SET TASK: How many lines of the records below contain the word "искусственных"? Answer with the number alone.

:: DATA PROVIDED ::

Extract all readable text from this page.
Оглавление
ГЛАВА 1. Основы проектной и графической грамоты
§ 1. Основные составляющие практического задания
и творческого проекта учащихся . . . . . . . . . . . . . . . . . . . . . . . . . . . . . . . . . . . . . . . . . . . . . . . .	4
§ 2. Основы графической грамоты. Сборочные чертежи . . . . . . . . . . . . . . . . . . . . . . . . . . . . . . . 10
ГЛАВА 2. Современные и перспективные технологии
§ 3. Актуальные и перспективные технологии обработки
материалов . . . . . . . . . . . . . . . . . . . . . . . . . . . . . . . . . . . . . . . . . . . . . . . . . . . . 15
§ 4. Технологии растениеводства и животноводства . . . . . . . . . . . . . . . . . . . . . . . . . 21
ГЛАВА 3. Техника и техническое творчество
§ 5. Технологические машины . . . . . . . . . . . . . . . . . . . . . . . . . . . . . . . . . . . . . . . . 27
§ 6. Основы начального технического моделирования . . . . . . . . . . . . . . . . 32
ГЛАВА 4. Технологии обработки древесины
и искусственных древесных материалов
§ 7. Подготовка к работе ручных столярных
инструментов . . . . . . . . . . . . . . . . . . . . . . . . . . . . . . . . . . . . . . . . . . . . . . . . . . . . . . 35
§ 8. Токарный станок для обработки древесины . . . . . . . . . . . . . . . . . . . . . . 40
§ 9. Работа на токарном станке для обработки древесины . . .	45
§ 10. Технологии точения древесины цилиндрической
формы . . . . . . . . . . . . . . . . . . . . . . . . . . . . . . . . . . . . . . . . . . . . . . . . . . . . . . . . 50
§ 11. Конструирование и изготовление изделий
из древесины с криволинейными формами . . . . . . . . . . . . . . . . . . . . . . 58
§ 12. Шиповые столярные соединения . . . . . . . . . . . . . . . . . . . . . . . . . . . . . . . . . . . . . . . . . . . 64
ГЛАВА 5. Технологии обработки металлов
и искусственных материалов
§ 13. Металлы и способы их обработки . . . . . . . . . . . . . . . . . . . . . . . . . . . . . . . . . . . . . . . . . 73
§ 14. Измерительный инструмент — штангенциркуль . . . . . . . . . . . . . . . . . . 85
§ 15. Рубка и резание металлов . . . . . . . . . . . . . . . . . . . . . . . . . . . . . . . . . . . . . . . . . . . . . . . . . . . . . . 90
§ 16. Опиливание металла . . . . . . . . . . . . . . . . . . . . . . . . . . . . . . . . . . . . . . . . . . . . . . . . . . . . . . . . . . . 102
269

:::

EXERCISE ANSWER: 2